Written exercise:
For each line below that includes the word "name", make a copy.

Extracted records
________________

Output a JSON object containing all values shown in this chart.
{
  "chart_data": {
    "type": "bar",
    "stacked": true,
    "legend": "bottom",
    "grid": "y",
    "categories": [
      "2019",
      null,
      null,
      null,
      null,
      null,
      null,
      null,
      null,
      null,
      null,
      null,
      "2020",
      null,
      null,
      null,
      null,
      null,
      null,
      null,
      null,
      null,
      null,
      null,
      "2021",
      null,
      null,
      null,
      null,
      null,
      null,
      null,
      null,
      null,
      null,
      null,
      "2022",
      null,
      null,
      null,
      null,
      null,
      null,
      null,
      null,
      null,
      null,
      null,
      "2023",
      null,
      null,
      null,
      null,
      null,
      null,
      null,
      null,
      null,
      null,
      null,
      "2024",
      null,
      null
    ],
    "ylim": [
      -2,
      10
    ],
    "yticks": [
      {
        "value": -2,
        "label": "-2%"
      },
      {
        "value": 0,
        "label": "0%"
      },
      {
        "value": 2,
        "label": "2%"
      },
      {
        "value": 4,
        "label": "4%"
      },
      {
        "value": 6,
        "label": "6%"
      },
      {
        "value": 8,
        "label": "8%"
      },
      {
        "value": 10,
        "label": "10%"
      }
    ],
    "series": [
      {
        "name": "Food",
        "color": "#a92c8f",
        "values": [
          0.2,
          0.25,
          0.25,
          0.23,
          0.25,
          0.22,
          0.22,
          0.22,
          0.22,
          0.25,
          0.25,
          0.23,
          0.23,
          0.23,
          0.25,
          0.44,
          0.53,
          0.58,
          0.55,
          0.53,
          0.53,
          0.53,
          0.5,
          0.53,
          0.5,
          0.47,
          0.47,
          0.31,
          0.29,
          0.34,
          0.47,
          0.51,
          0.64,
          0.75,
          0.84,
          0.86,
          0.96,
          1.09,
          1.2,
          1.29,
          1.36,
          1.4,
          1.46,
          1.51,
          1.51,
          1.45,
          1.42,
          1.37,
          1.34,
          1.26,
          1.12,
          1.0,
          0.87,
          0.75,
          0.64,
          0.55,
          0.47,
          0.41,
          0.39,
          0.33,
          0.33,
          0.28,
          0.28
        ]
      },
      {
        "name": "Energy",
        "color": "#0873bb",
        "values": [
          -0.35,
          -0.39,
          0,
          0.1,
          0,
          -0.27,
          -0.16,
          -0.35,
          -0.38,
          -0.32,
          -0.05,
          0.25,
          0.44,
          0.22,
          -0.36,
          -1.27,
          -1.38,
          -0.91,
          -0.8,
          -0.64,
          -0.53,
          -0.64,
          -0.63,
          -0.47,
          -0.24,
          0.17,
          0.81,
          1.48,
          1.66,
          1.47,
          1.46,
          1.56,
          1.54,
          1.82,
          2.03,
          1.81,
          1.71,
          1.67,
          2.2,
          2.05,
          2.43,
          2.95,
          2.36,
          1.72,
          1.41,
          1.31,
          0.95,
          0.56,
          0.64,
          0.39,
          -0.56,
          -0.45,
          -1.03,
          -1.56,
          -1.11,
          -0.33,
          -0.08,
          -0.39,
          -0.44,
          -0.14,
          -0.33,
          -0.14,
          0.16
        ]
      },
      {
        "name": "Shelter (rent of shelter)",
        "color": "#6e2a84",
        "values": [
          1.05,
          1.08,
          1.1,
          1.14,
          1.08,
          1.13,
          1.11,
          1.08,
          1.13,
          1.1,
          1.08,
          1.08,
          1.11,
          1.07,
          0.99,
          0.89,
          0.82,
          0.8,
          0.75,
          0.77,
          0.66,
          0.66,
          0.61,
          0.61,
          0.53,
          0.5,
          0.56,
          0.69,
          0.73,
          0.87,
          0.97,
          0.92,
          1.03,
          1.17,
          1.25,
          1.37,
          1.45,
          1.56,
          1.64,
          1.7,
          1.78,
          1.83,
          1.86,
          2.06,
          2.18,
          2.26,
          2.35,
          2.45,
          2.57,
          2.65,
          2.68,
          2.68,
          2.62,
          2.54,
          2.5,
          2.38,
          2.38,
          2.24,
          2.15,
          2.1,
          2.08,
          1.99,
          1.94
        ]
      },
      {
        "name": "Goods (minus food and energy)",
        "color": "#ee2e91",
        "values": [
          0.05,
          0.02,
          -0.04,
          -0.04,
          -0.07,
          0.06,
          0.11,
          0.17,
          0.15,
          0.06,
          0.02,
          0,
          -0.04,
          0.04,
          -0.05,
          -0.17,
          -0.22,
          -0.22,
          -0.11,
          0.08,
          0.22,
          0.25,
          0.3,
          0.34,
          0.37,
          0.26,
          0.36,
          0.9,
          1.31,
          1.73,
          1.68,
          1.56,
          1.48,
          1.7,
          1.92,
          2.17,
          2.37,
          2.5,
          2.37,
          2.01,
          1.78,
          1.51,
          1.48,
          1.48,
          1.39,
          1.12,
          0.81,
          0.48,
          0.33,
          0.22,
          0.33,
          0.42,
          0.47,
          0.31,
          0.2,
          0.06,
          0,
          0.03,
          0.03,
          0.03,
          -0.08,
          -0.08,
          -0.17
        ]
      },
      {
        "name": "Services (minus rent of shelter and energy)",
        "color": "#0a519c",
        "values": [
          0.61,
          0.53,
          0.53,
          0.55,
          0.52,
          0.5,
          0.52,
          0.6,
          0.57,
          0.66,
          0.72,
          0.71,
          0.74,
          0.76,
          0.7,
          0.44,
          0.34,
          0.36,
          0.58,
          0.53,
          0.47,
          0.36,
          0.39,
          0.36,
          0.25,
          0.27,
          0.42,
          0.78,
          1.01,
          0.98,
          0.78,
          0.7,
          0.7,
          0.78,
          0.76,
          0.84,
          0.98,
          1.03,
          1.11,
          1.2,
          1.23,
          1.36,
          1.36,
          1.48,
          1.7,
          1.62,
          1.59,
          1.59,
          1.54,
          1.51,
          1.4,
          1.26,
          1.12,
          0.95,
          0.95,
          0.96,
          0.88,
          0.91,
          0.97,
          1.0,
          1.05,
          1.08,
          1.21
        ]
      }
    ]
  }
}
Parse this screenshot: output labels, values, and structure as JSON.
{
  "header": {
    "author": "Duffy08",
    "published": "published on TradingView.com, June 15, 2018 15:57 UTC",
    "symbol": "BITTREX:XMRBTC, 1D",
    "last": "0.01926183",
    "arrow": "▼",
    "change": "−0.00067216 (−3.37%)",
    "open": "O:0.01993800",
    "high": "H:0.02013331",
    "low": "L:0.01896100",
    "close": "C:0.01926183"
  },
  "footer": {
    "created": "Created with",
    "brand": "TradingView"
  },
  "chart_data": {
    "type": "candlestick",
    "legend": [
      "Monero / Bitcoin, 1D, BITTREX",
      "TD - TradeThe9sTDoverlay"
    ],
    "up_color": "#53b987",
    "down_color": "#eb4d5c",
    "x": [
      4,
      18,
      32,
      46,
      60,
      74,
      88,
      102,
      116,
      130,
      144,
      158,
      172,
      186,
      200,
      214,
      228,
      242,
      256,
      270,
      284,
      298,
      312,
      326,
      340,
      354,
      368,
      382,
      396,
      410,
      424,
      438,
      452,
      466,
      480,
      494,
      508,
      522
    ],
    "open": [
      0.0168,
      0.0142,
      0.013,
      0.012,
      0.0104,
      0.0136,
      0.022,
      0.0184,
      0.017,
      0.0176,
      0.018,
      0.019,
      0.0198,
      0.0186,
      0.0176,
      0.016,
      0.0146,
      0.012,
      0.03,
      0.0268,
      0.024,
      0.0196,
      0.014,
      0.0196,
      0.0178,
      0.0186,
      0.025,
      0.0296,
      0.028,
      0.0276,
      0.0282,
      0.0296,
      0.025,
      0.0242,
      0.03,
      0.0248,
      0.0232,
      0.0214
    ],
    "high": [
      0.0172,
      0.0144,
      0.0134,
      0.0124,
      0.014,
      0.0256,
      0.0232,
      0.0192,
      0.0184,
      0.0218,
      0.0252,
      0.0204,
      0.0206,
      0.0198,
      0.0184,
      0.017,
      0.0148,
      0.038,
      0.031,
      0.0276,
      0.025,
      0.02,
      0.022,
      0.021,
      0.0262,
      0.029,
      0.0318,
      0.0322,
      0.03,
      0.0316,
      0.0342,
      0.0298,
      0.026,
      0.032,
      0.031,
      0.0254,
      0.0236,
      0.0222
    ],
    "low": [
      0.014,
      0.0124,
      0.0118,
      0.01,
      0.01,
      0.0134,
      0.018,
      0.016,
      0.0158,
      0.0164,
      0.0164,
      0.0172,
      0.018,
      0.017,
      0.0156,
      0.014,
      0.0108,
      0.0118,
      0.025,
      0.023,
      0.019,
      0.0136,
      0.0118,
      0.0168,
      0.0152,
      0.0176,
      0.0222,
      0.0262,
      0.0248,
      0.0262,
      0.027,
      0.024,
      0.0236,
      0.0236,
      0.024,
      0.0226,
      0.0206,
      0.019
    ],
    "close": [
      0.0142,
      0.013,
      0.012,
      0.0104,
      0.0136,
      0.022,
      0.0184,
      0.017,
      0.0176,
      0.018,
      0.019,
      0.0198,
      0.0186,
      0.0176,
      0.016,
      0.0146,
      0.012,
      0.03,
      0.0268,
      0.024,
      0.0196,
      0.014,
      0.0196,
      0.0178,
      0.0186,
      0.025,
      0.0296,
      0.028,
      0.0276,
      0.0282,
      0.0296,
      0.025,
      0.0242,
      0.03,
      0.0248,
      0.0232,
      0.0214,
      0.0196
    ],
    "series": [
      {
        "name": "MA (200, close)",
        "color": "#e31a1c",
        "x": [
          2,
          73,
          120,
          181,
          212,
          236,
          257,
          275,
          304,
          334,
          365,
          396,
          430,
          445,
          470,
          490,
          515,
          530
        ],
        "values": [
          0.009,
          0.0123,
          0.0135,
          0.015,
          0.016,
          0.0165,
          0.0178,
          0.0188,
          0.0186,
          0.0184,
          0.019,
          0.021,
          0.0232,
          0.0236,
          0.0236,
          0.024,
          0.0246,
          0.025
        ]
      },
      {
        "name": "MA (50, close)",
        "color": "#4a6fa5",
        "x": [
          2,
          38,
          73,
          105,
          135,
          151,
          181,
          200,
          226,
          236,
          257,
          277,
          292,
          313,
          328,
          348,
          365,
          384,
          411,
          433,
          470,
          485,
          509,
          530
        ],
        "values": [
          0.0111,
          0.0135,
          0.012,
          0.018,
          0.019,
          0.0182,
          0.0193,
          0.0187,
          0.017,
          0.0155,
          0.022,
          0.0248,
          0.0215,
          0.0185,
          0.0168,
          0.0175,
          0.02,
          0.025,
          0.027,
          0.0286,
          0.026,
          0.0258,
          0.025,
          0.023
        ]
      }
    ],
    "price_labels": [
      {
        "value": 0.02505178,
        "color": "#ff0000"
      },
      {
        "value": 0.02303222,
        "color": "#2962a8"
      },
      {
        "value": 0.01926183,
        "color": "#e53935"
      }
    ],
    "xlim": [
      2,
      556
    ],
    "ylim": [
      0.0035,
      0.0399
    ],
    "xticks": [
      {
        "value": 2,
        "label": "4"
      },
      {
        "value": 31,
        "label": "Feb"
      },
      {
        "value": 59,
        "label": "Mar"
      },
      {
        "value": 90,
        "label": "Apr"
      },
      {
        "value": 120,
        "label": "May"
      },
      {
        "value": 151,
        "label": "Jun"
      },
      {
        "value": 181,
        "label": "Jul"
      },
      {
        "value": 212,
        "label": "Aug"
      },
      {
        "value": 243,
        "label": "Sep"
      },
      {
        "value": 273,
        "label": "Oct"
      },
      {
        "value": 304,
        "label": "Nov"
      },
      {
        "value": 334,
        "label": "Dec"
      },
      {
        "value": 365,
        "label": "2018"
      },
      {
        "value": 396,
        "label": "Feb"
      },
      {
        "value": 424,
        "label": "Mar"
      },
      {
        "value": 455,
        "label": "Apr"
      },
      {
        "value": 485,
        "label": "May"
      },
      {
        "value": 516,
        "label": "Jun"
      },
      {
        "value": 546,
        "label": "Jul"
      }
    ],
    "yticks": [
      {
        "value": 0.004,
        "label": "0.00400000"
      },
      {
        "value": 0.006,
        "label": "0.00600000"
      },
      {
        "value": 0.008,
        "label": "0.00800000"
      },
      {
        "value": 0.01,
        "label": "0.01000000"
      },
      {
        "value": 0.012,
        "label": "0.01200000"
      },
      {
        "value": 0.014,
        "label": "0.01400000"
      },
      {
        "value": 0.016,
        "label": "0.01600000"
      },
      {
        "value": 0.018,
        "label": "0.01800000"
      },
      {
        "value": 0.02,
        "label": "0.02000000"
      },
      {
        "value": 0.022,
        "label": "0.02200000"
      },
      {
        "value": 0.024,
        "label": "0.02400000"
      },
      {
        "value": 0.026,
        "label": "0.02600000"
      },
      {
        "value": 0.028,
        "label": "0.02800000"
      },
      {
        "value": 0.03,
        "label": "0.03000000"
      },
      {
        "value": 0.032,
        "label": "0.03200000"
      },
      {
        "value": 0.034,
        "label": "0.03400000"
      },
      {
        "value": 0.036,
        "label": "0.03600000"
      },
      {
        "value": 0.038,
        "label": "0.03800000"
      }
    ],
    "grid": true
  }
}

________________

The solution:
        "name": "Food",
        "name": "Energy",
        "name": "Shelter (rent of shelter)",
        "name": "Goods (minus food and energy)",
        "name": "Services (minus rent of shelter and energy)",
        "name": "MA (200, close)",
        "name": "MA (50, close)",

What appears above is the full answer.